Pull every "错误的是" line out of the data below.

[Extracted records]
%%

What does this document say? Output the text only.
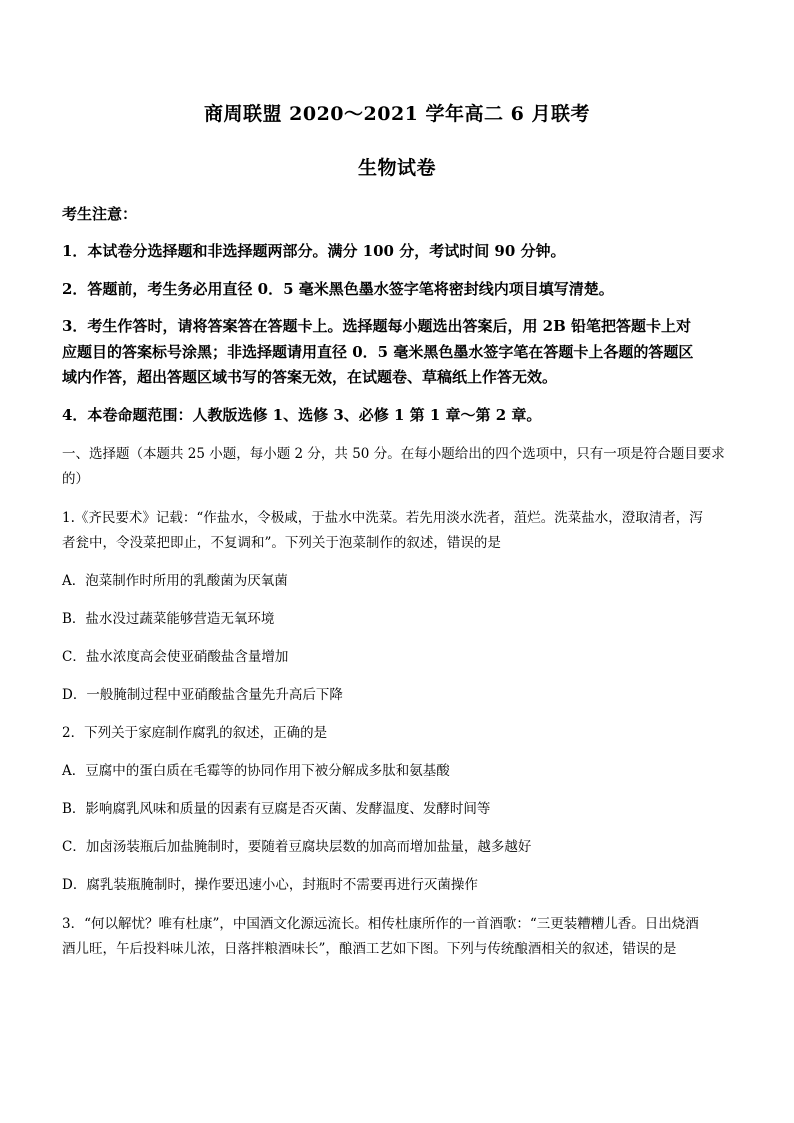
商周联盟 2020～2021 学年高二 6 月联考
生物试卷
考生注意：
1．本试卷分选择题和非选择题两部分。满分 100 分，考试时间 90 分钟。
2．答题前，考生务必用直径 0．5 毫米黑色墨水签字笔将密封线内项目填写清楚。
3．考生作答时，请将答案答在答题卡上。选择题每小题选出答案后，用 2B 铅笔把答题卡上对
应题目的答案标号涂黑；非选择题请用直径 0．5 毫米黑色墨水签字笔在答题卡上各题的答题区
域内作答，超出答题区域书写的答案无效，在试题卷、草稿纸上作答无效。
4．本卷命题范围：人教版选修 1、选修 3、必修 1 第 1 章～第 2 章。
一、选择题（本题共 25 小题，每小题 2 分，共 50 分。在每小题给出的四个选项中，只有一项是符合题目要求
的）
1.《齐民要术》记载：“作盐水，令极咸，于盐水中洗菜。若先用淡水洗者，菹烂。洗菜盐水，澄取清者，泻
者瓮中，令没菜把即止，不复调和”。下列关于泡菜制作的叙述，错误的是
A．泡菜制作时所用的乳酸菌为厌氧菌
B．盐水没过蔬菜能够营造无氧环境
C．盐水浓度高会使亚硝酸盐含量增加
D．一般腌制过程中亚硝酸盐含量先升高后下降
2．下列关于家庭制作腐乳的叙述，正确的是
A．豆腐中的蛋白质在毛霉等的协同作用下被分解成多肽和氨基酸
B．影响腐乳风味和质量的因素有豆腐是否灭菌、发酵温度、发酵时间等
C．加卤汤装瓶后加盐腌制时，要随着豆腐块层数的加高而增加盐量，越多越好
D．腐乳装瓶腌制时，操作要迅速小心，封瓶时不需要再进行灭菌操作
3．“何以解忧？唯有杜康”，中国酒文化源远流长。相传杜康所作的一首酒歌：“三更装糟糟儿香。日出烧酒
酒儿旺，午后投料味儿浓，日落拌粮酒味长”，酿酒工艺如下图。下列与传统酿酒相关的叙述，错误的是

%%

:: FULL OUTPUT ::
者瓮中，令没菜把即止，不复调和”。下列关于泡菜制作的叙述，错误的是
酒儿旺，午后投料味儿浓，日落拌粮酒味长”，酿酒工艺如下图。下列与传统酿酒相关的叙述，错误的是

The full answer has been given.